» **GIVEN TASK A**: Decide whether each statement agrees with the essay on big and small companies, answering yes or no and quoting the words that decide it: (i) the company has people in seven countries; (ii) the writer's brother Peter left the company after two years of operations; (iii) Meow Wolf had around a million visitors to its latest creation.
» **GIVEN TASK B**: Duplicate word for word the part of the essay on big and small companies from "I can’t remember" to "quickly got to.".

» **TEXT SECTION**:
130. Every big company wants to be a small company, and every small company wants to be a big company

Claus Raasted
5 min readOct 13, 2017

I can’t remember where I heard it first. Maybe it was from Paul Bulencea. Maybe somewher else. But the more our company grows and the more I get to work with some of the big fish, the more I appreciate the statement.

We’re just around 30 people, and though we’re quite multinational, with people in seven countries, we’re still a small company. I still not only know everyone, but I know most of them pretty well – and most of them know each other.

Still, I feel the chafing of “big corporate” slowly starting to creep in. Things like creating an employee handbook, having structured communication channels and clear hierarchies. When we were five people sitting in the same office, it wasn’t like this. We didn’t see the need for an official company culture – we lived it every day. We didn’t need protocols and processes – we knew them by heart, or quickly got to.

Now, with more people and more offices and workplaces, we need that structure to function. But we’re still a small company, and that makes us agile and superfast compared to the supertankers. We may no longer be a sloop, but we’re still a barque, with more firepower and capacity.

Yes, that was a Sid Meier’s Pirates! reference. I’m like that, sometimes.

I still remember the time when our risk capital was below a thousand euros. Now, that number is quite a bit higher, though we still have to think heavily before throwing ten thousand at an idea. But the days where I beat myself up for taking the odd taxi or declined meetings due to flight costs… they’re over.

Yet, we’re nowhere near the giants we now are in contact with. Disney. IKEA. The Danish church. Farah Experiences in Abu Dhabi, to name a few. These are huge, lumbering beasts, where even small changes take massive effort and time. I’ll never forget working with the marketing team in Yas Waterworld in the Emirates, where it took a five-person chain for someone to put an already produced video on the facebook page. It was crazy.

Working with these behemoths is frustrating and cumbersome. Not just for us, but for them. People in these big organisations are people just as much as we are, and they dream of fast feedback loops, effecient decision-making and visionary approaches. I’ve so far not found anyone working in a big organisation that isn’t at least somewhat frustrated by the lack of speed and willingness to embrace risk and change.

But.

Of course there’s a but, and it’s a big one. The giants have something we tiny wasps don’t. They have money. They have reach. They have institutional resources. They have structures.

When my brother Peter left the company we’d started together after a year of operations, I had six months where I didn’t send out invoices. I didn’t know how, and I was too stupid to ask for help. I don’t think Deloitte fails to invoice its customers because no-one knows how to create an invoice. But for half a year, that’s how things were when I was alone.

The artist collective Meow Wolf, who we’ve come to know through our work, is not a corporate giant, but they still had around half a million visitors come experience their latest creation, The House of Eternal Return. In contrast, our international division (Dziobak Larp Studios) has done events for somewhere in the 1200–1500 range here in 2017.

And let’s not even ask how many people drank a Carlsberg this year. ;-)

» **DATASET EXCERPTS**:
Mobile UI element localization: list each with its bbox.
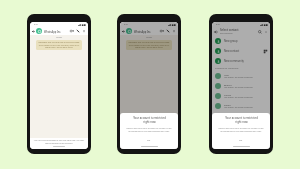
staticText: Your account is restricted right now bbox=[132, 116, 167, 124]
button[interactable]: New contact bbox=[212, 46, 270, 56]
staticText: Today bbox=[146, 36, 153, 39]
button[interactable]: WhatsApp Inc. bbox=[30, 27, 88, 35]
staticText: Restrict will be on your account for 30 … bbox=[126, 127, 172, 133]
staticText: Alex bbox=[224, 73, 229, 76]
button[interactable]: Call bbox=[76, 29, 80, 33]
button[interactable]: Alex bbox=[212, 71, 270, 81]
staticText: WhatsApp Inc. bbox=[44, 30, 62, 33]
staticText: Bianca bbox=[224, 83, 232, 86]
staticText: You can't send messages to this chat rig… bbox=[33, 139, 85, 144]
button[interactable]: WhatsApp Inc. bbox=[120, 27, 178, 35]
button[interactable]: More options bbox=[172, 29, 176, 33]
staticText: 9:41 bbox=[34, 23, 39, 26]
staticText: You can't send messages to this chat rig… bbox=[123, 139, 175, 144]
staticText: Contacts on WhatsApp bbox=[215, 67, 239, 70]
staticText: Restrict will be on your account for 30 … bbox=[218, 127, 264, 133]
button[interactable]: Gabriel bbox=[212, 131, 270, 141]
button[interactable]: Carlos bbox=[212, 91, 270, 101]
staticText: New group bbox=[224, 39, 238, 43]
button[interactable]: New community bbox=[212, 56, 270, 66]
button[interactable]: OK bbox=[235, 137, 247, 142]
staticText: Hey there! I am using WhatsApp bbox=[224, 106, 253, 109]
staticText: OK bbox=[239, 138, 243, 141]
staticText: Hey there! I am using WhatsApp bbox=[224, 126, 253, 129]
button[interactable]: More options bbox=[264, 30, 268, 34]
button[interactable]: New group bbox=[212, 36, 270, 46]
staticText: New contact bbox=[224, 49, 240, 53]
staticText: Today bbox=[56, 36, 63, 39]
staticText: Hey there! I am using WhatsApp bbox=[224, 86, 253, 89]
button[interactable]: Eduardo bbox=[212, 111, 270, 121]
staticText: Hey there! I am using WhatsApp bbox=[224, 116, 253, 119]
button[interactable]: Call bbox=[166, 29, 170, 33]
staticText: Messages and calls are end-to-end encryp… bbox=[128, 41, 170, 49]
staticText: 9:41 bbox=[216, 23, 221, 26]
button[interactable]: Fabiana bbox=[212, 121, 270, 131]
staticText: Hey there! I am using WhatsApp bbox=[224, 76, 253, 79]
staticText: Select contact bbox=[220, 28, 239, 32]
button[interactable]: Video call bbox=[160, 29, 164, 33]
button[interactable]: Diana bbox=[212, 101, 270, 111]
button[interactable]: Search bbox=[258, 30, 262, 34]
staticText: OK bbox=[147, 138, 151, 141]
staticText: 256 contacts bbox=[220, 32, 233, 35]
button[interactable]: OK bbox=[143, 137, 155, 142]
button[interactable]: Video call bbox=[70, 29, 74, 33]
staticText: WhatsApp Inc. bbox=[134, 30, 152, 33]
staticText: Carlos bbox=[224, 93, 232, 96]
staticText: Diana bbox=[224, 103, 231, 106]
button[interactable]: Scan QR code bbox=[264, 50, 267, 53]
staticText: 9:41 bbox=[124, 23, 129, 26]
button[interactable]: More options bbox=[82, 29, 86, 33]
staticText: Your account is restricted right now bbox=[224, 116, 259, 124]
staticText: Messages and calls are end-to-end encryp… bbox=[38, 41, 80, 49]
staticText: Hey there! I am using WhatsApp bbox=[224, 96, 253, 99]
staticText: New community bbox=[224, 59, 244, 63]
button[interactable]: Bianca bbox=[212, 81, 270, 91]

» **EXPECTED OUTPUT A**:
(i) Yes: "with people in seven countries"
(ii) No: "after a year of operations"
(iii) No: "around half a million visitors"

» **EXPECTED OUTPUT B**:
I can’t remember where I heard it first. Maybe it was from Paul Bulencea. Maybe somewher else. But the more our company grows and the more I get to work with some of the big fish, the more I appreciate the statement.

We’re just around 30 people, and though we’re quite multinational, with people in seven countries, we’re still a small company. I still not only know everyone, but I know most of them pretty well – and most of them know each other.

Still, I feel the chafing of “big corporate” slowly starting to creep in. Things like creating an employee handbook, having structured communication channels and clear hierarchies. When we were five people sitting in the same office, it wasn’t like this. We didn’t see the need for an official company culture – we lived it every day. We didn’t need protocols and processes – we knew them by heart, or quickly got to.